§ **PAGE EXTRACT**:
┌──
A powerful & portable generic watchdog application.
Currently it's still a Work In Progress - First version will be released soon enough!
Almost every application nowdays requires an external watchdog to monitor its activity.
As most of these watchdogs share the same common architecture and functionality, it was natural to write a single configurable application that will might spare some developers time and effort in the future.
This watchdog application is written in Python 2.* It will support running in the background as a Windows Service or a Unix Daemon. Every once an in a while (configurable period of time) it will perform the following steps:
- Check if the target (watched) application is alive. If not, it will handle it
- Check if the target uses too much memory (configurable). If it is, it will handle it
- Check if the target is using too much CPU (configurable). If it is, it will handle it
Handle it means that you can configure the watchdog to do a certain configurable set of options, e.g. stop/start/restart/alert
You can choose to use one of the following ways to distribute this application:
- Integrate this code into your existing application
- Create a binary executable by running
generate.sh
from inside thebin
directory - Create *.rpm and *.deb packages by running
pack.sh
from the root directory
When you create a such a package, it includes:
- The binary executable created by running
generate.sh
from inside thebin
directory - The SysV init script from the project's root dir
- The config.json file from the root dir
- The LICENSE and README files
So, make sure to update the configuration file according to your needs.
The application requires a single configuration file in JSON format to operate. The JSON is split into segments according to the internal modules of the app.
└──
Entries of boxed elements
┌──
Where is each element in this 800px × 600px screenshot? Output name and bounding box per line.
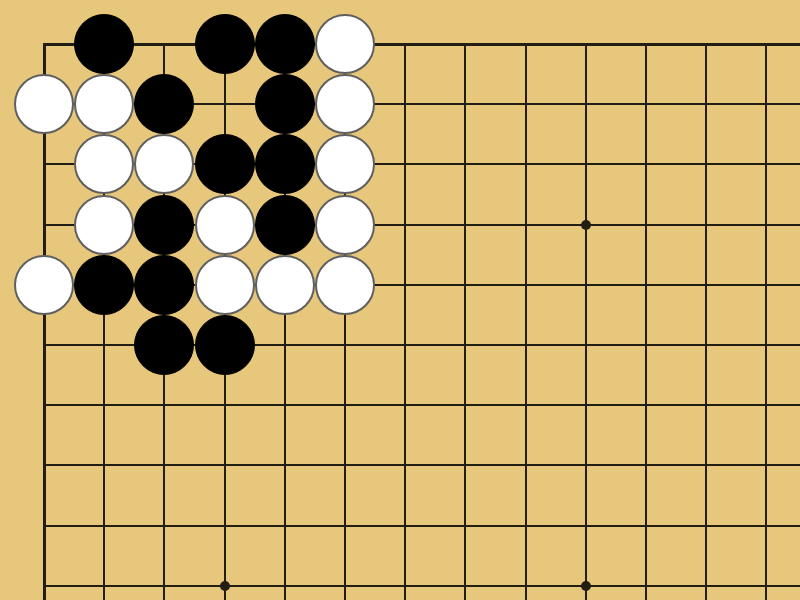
board-intersection[interactable]: ○ [315, 194, 375, 254]
stone-black: ● [195, 315, 255, 375]
board-intersection[interactable]: ○ [74, 194, 134, 254]
black-stone-glyph: ● [140, 255, 189, 315]
board-intersection[interactable]: ○ [194, 194, 254, 254]
white-stone-glyph: ○ [200, 255, 249, 315]
white-stone-glyph: ○ [320, 195, 369, 255]
board-intersection[interactable]: ○ [315, 14, 375, 74]
stone-black: ● [195, 134, 255, 194]
black-stone-glyph: ● [260, 195, 309, 255]
white-stone-glyph: ○ [320, 74, 369, 134]
board-intersection[interactable]: ● [134, 194, 194, 254]
black-stone-glyph: ● [140, 195, 189, 255]
black-stone-glyph: ● [140, 74, 189, 134]
white-stone-glyph: ○ [80, 74, 129, 134]
white-stone-glyph: ○ [320, 255, 369, 315]
black-stone-glyph: ● [80, 255, 129, 315]
white-stone-glyph: ○ [140, 134, 189, 194]
stone-white: ○ [195, 195, 255, 255]
board-intersection[interactable]: ○ [14, 255, 74, 315]
white-stone-glyph: ○ [320, 14, 369, 74]
black-stone-glyph: ● [260, 74, 309, 134]
stone-white: ○ [14, 74, 74, 134]
board-intersection[interactable]: ○ [315, 134, 375, 194]
board-intersection[interactable]: ● [255, 14, 315, 74]
board-intersection[interactable]: ○ [315, 255, 375, 315]
stone-black: ● [134, 315, 194, 375]
black-stone-glyph: ● [260, 14, 309, 74]
stone-white: ○ [315, 255, 375, 315]
stone-white: ○ [315, 14, 375, 74]
white-stone-glyph: ○ [320, 134, 369, 194]
white-stone-glyph: ○ [80, 134, 129, 194]
black-stone-glyph: ● [140, 315, 189, 375]
go-board[interactable]: ●●●○○○●●○○○●●○○●○●○○●●○○○●● [0, 0, 800, 600]
stone-white: ○ [315, 195, 375, 255]
stone-black: ● [255, 195, 315, 255]
board-intersection[interactable]: ● [255, 134, 315, 194]
stone-black: ● [134, 74, 194, 134]
board-intersection[interactable]: ● [134, 315, 194, 375]
white-stone-glyph: ○ [20, 74, 69, 134]
black-stone-glyph: ● [200, 14, 249, 74]
stone-white: ○ [74, 74, 134, 134]
board-intersection[interactable]: ○ [315, 74, 375, 134]
stone-black: ● [195, 14, 255, 74]
board-intersection[interactable]: ● [134, 74, 194, 134]
black-stone-glyph: ● [260, 134, 309, 194]
board-intersection[interactable]: ● [255, 194, 315, 254]
stone-white: ○ [14, 255, 74, 315]
board-intersection[interactable]: ○ [194, 255, 254, 315]
white-stone-glyph: ○ [260, 255, 309, 315]
board-intersection[interactable]: ● [194, 134, 254, 194]
board-intersection[interactable]: ○ [74, 134, 134, 194]
board-intersection[interactable]: ● [194, 315, 254, 375]
stones-grid[interactable]: ●●●○○○●●○○○●●○○●○●○○●●○○○●● [14, 14, 796, 600]
stone-white: ○ [315, 74, 375, 134]
stone-white: ○ [134, 134, 194, 194]
board-intersection[interactable]: ● [74, 255, 134, 315]
stone-white: ○ [74, 195, 134, 255]
stone-black: ● [255, 74, 315, 134]
stone-black: ● [134, 195, 194, 255]
stone-white: ○ [74, 134, 134, 194]
black-stone-glyph: ● [200, 315, 249, 375]
stone-black: ● [255, 14, 315, 74]
black-stone-glyph: ● [200, 134, 249, 194]
white-stone-glyph: ○ [20, 255, 69, 315]
stone-black: ● [134, 255, 194, 315]
board-intersection[interactable]: ○ [74, 74, 134, 134]
stone-black: ● [74, 14, 134, 74]
board-intersection[interactable]: ○ [14, 74, 74, 134]
stone-white: ○ [195, 255, 255, 315]
white-stone-glyph: ○ [80, 195, 129, 255]
board-intersection[interactable]: ● [255, 74, 315, 134]
stone-white: ○ [315, 134, 375, 194]
board-intersection[interactable]: ● [74, 14, 134, 74]
stone-black: ● [74, 255, 134, 315]
black-stone-glyph: ● [80, 14, 129, 74]
board-intersection[interactable]: ● [194, 14, 254, 74]
board-intersection[interactable]: ○ [255, 255, 315, 315]
board-intersection[interactable]: ○ [134, 134, 194, 194]
board-intersection[interactable]: ● [134, 255, 194, 315]
white-stone-glyph: ○ [200, 195, 249, 255]
stone-black: ● [255, 134, 315, 194]
stone-white: ○ [255, 255, 315, 315]
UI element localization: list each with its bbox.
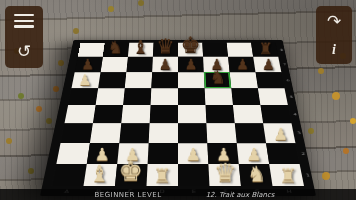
└──
§ **GOAL**:
Output the passage of the watchdog description word for word, starting at "Currently it's still" and ending at "in the future.". The records are independent material and have no connection to the watchdog description.

§ **OUTPUT FOR THIS TASK**:
Currently it's still a Work In Progress - First version will be released soon enough!
Almost every application nowdays requires an external watchdog to monitor its activity.
As most of these watchdogs share the same common architecture and functionality, it was natural to write a single configurable application that will might spare some developers time and effort in the future.